# EXERCISE PASSAGE
WASHINGTON (Reuters) - Finance chiefs from the G7 powers said on Friday the global economy may be pulling out of the depths of a recession although recovery was not yet assured, and they pledged to make certain big financial firms are sound.
Group of Seven finance ministers and central bankers said after their meeting that economic activity should begin to recover later this year. However, the outlook remained weak and there was a risk that the global economy may still worsen.
“We are right to be somewhat encouraged, but we would be wrong to conclude that we are close to emerging from the darkness that descended on the global economy early last fall,” U.S. Treasury Secretary Timothy Geithner said in a statement.
It was a less dire assessment than the G7 delivered at its last official gathering in February, when leaders warned that the severe downturn would persist through most of 2009 and made no mention of promising signs of stability.
“Recent data suggest that the pace of decline in our economies has slowed and some signs of stabilization are emerging,” the G7 said in a closing communique.
“We will continue to act, as needed, to restore lending, provide liquidity support, inject capital into financial institutions, protect savings and deposits and address impaired assets. We reaffirm our commitment to take all necessary actions to ensure the soundness of systemically important institutions,” the statement said.
“Signs of stabilization, that’s also an expression with a question mark. But we understand that the G7 statement has indirectly expressed the view that the worst may be possibly over for the world economy,” said Japanese Finance Minister Kaoru Yosano.
The G7, which comprises the United States, Britain, Canada, France, Germany, Italy and Japan, met a day before the International Monetary Fund and World Bank begin their twice-yearly meetings. The larger G20 group, which includes emerging economies such as China and India, began its meeting after the G7 and Geithner said the agendas would be similar.
“The agenda will be: What are we doing? Are we doing enough to help attenuate the risks in this recession, lay the foundation for an earlier recovery, lay the foundation for a more balanced, more sustainable recovery?” he said.

# PROVIDED DATA
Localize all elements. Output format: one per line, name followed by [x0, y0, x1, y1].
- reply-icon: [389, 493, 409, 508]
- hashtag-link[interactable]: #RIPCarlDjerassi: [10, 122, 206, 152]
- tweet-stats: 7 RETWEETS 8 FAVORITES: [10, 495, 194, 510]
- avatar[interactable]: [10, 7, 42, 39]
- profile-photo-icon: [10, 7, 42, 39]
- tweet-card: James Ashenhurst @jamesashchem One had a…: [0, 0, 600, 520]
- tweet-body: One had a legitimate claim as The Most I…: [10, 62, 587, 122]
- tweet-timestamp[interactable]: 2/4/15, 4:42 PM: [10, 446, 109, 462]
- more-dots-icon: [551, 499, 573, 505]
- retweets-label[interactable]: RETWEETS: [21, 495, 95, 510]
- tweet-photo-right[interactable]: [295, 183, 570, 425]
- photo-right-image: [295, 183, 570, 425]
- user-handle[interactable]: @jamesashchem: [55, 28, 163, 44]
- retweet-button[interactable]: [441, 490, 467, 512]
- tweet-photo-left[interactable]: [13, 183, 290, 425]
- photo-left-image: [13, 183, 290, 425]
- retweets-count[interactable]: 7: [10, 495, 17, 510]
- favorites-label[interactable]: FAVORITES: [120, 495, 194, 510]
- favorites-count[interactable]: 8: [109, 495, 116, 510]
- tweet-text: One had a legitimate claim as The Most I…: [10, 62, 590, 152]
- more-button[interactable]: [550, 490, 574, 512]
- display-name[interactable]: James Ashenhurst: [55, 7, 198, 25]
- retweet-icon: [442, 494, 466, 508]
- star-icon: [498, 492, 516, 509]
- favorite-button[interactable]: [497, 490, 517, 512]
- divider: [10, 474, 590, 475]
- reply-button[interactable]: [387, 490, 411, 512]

# SET OF TASKS
**a)** Reproduce word for word the part of the G7 report that opens with the words containing "Group of Seven" and closes with "signs of stability.".
**b)** Answer these questions from the G7 report:
(i) In what month was the G7's last official gathering before this one?
(ii) Who called "signs of stabilization" an expression with a question mark?
(iii) Which two institutions were to begin their twice-yearly meetings the day after the G7 met?
Use nothing but the G7 report as your source.

# RESULTS BY TASK
**a)**
Group of Seven finance ministers and central bankers said after their meeting that economic activity should begin to recover later this year. However, the outlook remained weak and there was a risk that the global economy may still worsen.
“We are right to be somewhat encouraged, but we would be wrong to conclude that we are close to emerging from the darkness that descended on the global economy early last fall,” U.S. Treasury Secretary Timothy Geithner said in a statement.
It was a less dire assessment than the G7 delivered at its last official gathering in February, when leaders warned that the severe downturn would persist through most of 2009 and made no mention of promising signs of stability.

**b)**
(i) February
(ii) Japanese Finance Minister Kaoru Yosano
(iii) The International Monetary Fund and the World Bank